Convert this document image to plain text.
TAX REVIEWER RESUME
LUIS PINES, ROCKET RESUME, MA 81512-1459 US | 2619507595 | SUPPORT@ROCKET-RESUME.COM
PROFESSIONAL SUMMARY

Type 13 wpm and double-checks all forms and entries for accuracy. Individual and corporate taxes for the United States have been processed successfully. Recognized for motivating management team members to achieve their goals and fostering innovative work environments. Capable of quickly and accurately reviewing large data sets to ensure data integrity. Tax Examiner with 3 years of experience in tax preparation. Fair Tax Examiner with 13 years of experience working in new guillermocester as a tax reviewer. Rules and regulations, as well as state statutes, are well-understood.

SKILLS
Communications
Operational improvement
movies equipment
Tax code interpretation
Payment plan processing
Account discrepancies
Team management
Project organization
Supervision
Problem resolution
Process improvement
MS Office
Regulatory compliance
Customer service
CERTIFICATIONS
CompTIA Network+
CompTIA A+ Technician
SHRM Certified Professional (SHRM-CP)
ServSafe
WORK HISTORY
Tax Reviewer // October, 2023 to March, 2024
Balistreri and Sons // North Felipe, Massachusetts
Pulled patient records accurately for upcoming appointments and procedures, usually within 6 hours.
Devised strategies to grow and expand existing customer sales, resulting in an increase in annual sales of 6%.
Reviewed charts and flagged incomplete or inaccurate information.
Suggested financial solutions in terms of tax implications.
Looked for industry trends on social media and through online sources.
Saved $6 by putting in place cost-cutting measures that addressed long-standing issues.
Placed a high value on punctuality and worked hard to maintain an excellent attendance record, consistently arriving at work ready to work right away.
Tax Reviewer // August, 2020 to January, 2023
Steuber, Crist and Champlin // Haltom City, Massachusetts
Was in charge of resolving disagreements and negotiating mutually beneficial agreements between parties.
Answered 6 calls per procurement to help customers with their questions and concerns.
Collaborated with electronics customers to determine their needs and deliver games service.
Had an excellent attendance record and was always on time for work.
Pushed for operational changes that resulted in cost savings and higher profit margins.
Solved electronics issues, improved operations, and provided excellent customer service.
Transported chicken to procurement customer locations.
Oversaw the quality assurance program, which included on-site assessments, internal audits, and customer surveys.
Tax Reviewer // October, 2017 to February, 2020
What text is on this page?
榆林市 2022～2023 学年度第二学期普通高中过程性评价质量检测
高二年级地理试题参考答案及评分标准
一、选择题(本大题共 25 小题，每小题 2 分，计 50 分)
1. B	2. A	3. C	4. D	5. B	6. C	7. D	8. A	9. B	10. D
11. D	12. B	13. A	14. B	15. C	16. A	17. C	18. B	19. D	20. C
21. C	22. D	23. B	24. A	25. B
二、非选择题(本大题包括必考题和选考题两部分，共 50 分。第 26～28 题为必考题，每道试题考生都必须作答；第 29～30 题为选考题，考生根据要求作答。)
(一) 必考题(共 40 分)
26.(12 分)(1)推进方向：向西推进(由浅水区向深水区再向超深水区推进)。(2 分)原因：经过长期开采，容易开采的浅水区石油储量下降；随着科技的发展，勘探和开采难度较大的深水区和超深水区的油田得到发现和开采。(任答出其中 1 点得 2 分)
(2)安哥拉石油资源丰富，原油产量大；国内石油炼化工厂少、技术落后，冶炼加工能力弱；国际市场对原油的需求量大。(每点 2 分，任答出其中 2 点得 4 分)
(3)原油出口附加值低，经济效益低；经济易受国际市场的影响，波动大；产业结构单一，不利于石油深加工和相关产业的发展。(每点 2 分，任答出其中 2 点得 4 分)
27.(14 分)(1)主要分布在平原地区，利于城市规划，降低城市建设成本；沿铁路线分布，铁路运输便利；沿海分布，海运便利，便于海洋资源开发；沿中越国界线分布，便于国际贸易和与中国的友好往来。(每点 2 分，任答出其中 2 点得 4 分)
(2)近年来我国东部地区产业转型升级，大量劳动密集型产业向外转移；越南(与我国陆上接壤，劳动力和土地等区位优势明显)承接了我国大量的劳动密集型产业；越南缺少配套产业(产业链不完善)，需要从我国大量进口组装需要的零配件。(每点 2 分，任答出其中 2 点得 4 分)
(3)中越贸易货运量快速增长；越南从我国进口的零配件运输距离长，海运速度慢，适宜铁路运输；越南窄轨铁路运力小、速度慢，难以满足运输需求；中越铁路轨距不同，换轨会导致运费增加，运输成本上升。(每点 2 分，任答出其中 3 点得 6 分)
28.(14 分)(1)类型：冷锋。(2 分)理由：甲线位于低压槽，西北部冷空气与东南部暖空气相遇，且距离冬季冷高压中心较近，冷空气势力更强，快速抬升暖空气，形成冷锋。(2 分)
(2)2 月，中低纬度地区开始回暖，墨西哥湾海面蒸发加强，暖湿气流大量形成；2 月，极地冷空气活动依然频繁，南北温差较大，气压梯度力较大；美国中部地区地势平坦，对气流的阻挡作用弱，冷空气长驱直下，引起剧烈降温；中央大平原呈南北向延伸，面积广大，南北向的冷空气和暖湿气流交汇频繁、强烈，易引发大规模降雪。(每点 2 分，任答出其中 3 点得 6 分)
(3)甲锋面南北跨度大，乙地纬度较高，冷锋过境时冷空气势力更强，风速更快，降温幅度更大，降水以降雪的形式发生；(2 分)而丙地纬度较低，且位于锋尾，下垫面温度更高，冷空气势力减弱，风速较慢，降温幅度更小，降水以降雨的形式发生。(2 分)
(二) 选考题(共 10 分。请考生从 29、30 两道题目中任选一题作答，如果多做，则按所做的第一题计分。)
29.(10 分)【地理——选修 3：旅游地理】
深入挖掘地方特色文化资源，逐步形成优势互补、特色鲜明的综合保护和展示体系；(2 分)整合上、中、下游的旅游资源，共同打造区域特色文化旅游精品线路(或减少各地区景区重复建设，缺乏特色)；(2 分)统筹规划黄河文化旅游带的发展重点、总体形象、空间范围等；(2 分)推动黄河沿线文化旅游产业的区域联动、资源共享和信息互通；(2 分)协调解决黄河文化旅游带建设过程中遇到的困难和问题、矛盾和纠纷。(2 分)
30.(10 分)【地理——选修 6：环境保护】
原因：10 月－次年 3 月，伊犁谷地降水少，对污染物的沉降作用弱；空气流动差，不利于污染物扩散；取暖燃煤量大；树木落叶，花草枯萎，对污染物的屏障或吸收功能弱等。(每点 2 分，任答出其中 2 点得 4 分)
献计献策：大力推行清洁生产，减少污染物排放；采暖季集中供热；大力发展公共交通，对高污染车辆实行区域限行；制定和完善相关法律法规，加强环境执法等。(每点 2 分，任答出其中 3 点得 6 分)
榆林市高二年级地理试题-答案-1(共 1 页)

§ **Instructions for the task**
Your task is to repeat each line of the material exactly.

§ **Answer to the problem**
Convert this document image to plain text.
TAX REVIEWER RESUME
LUIS PINES, ROCKET RESUME, MA 81512-1459 US | 2619507595 | SUPPORT@ROCKET-RESUME.COM
PROFESSIONAL SUMMARY

Type 13 wpm and double-checks all forms and entries for accuracy. Individual and corporate taxes for the United States have been processed successfully. Recognized for motivating management team members to achieve their goals and fostering innovative work environments. Capable of quickly and accurately reviewing large data sets to ensure data integrity. Tax Examiner with 3 years of experience in tax preparation. Fair Tax Examiner with 13 years of experience working in new guillermocester as a tax reviewer. Rules and regulations, as well as state statutes, are well-understood.

SKILLS
Communications
Operational improvement
movies equipment
Tax code interpretation
Payment plan processing
Account discrepancies
Team management
Project organization
Supervision
Problem resolution
Process improvement
MS Office
Regulatory compliance
Customer service
CERTIFICATIONS
CompTIA Network+
CompTIA A+ Technician
SHRM Certified Professional (SHRM-CP)
ServSafe
WORK HISTORY
Tax Reviewer // October, 2023 to March, 2024
Balistreri and Sons // North Felipe, Massachusetts
Pulled patient records accurately for upcoming appointments and procedures, usually within 6 hours.
Devised strategies to grow and expand existing customer sales, resulting in an increase in annual sales of 6%.
Reviewed charts and flagged incomplete or inaccurate information.
Suggested financial solutions in terms of tax implications.
Looked for industry trends on social media and through online sources.
Saved $6 by putting in place cost-cutting measures that addressed long-standing issues.
Placed a high value on punctuality and worked hard to maintain an excellent attendance record, consistently arriving at work ready to work right away.
Tax Reviewer // August, 2020 to January, 2023
Steuber, Crist and Champlin // Haltom City, Massachusetts
Was in charge of resolving disagreements and negotiating mutually beneficial agreements between parties.
Answered 6 calls per procurement to help customers with their questions and concerns.
Collaborated with electronics customers to determine their needs and deliver games service.
Had an excellent attendance record and was always on time for work.
Pushed for operational changes that resulted in cost savings and higher profit margins.
Solved electronics issues, improved operations, and provided excellent customer service.
Transported chicken to procurement customer locations.
Oversaw the quality assurance program, which included on-site assessments, internal audits, and customer surveys.
Tax Reviewer // October, 2017 to February, 2020
What text is on this page?
榆林市 2022～2023 学年度第二学期普通高中过程性评价质量检测
高二年级地理试题参考答案及评分标准
一、选择题(本大题共 25 小题，每小题 2 分，计 50 分)
1. B	2. A	3. C	4. D	5. B	6. C	7. D	8. A	9. B	10. D
11. D	12. B	13. A	14. B	15. C	16. A	17. C	18. B	19. D	20. C
21. C	22. D	23. B	24. A	25. B
二、非选择题(本大题包括必考题和选考题两部分，共 50 分。第 26～28 题为必考题，每道试题考生都必须作答；第 29～30 题为选考题，考生根据要求作答。)
(一) 必考题(共 40 分)
26.(12 分)(1)推进方向：向西推进(由浅水区向深水区再向超深水区推进)。(2 分)原因：经过长期开采，容易开采的浅水区石油储量下降；随着科技的发展，勘探和开采难度较大的深水区和超深水区的油田得到发现和开采。(任答出其中 1 点得 2 分)
(2)安哥拉石油资源丰富，原油产量大；国内石油炼化工厂少、技术落后，冶炼加工能力弱；国际市场对原油的需求量大。(每点 2 分，任答出其中 2 点得 4 分)
(3)原油出口附加值低，经济效益低；经济易受国际市场的影响，波动大；产业结构单一，不利于石油深加工和相关产业的发展。(每点 2 分，任答出其中 2 点得 4 分)
27.(14 分)(1)主要分布在平原地区，利于城市规划，降低城市建设成本；沿铁路线分布，铁路运输便利；沿海分布，海运便利，便于海洋资源开发；沿中越国界线分布，便于国际贸易和与中国的友好往来。(每点 2 分，任答出其中 2 点得 4 分)
(2)近年来我国东部地区产业转型升级，大量劳动密集型产业向外转移；越南(与我国陆上接壤，劳动力和土地等区位优势明显)承接了我国大量的劳动密集型产业；越南缺少配套产业(产业链不完善)，需要从我国大量进口组装需要的零配件。(每点 2 分，任答出其中 2 点得 4 分)
(3)中越贸易货运量快速增长；越南从我国进口的零配件运输距离长，海运速度慢，适宜铁路运输；越南窄轨铁路运力小、速度慢，难以满足运输需求；中越铁路轨距不同，换轨会导致运费增加，运输成本上升。(每点 2 分，任答出其中 3 点得 6 分)
28.(14 分)(1)类型：冷锋。(2 分)理由：甲线位于低压槽，西北部冷空气与东南部暖空气相遇，且距离冬季冷高压中心较近，冷空气势力更强，快速抬升暖空气，形成冷锋。(2 分)
(2)2 月，中低纬度地区开始回暖，墨西哥湾海面蒸发加强，暖湿气流大量形成；2 月，极地冷空气活动依然频繁，南北温差较大，气压梯度力较大；美国中部地区地势平坦，对气流的阻挡作用弱，冷空气长驱直下，引起剧烈降温；中央大平原呈南北向延伸，面积广大，南北向的冷空气和暖湿气流交汇频繁、强烈，易引发大规模降雪。(每点 2 分，任答出其中 3 点得 6 分)
(3)甲锋面南北跨度大，乙地纬度较高，冷锋过境时冷空气势力更强，风速更快，降温幅度更大，降水以降雪的形式发生；(2 分)而丙地纬度较低，且位于锋尾，下垫面温度更高，冷空气势力减弱，风速较慢，降温幅度更小，降水以降雨的形式发生。(2 分)
(二) 选考题(共 10 分。请考生从 29、30 两道题目中任选一题作答，如果多做，则按所做的第一题计分。)
29.(10 分)【地理——选修 3：旅游地理】
深入挖掘地方特色文化资源，逐步形成优势互补、特色鲜明的综合保护和展示体系；(2 分)整合上、中、下游的旅游资源，共同打造区域特色文化旅游精品线路(或减少各地区景区重复建设，缺乏特色)；(2 分)统筹规划黄河文化旅游带的发展重点、总体形象、空间范围等；(2 分)推动黄河沿线文化旅游产业的区域联动、资源共享和信息互通；(2 分)协调解决黄河文化旅游带建设过程中遇到的困难和问题、矛盾和纠纷。(2 分)
30.(10 分)【地理——选修 6：环境保护】
原因：10 月－次年 3 月，伊犁谷地降水少，对污染物的沉降作用弱；空气流动差，不利于污染物扩散；取暖燃煤量大；树木落叶，花草枯萎，对污染物的屏障或吸收功能弱等。(每点 2 分，任答出其中 2 点得 4 分)
献计献策：大力推行清洁生产，减少污染物排放；采暖季集中供热；大力发展公共交通，对高污染车辆实行区域限行；制定和完善相关法律法规，加强环境执法等。(每点 2 分，任答出其中 3 点得 6 分)
榆林市高二年级地理试题-答案-1(共 1 页)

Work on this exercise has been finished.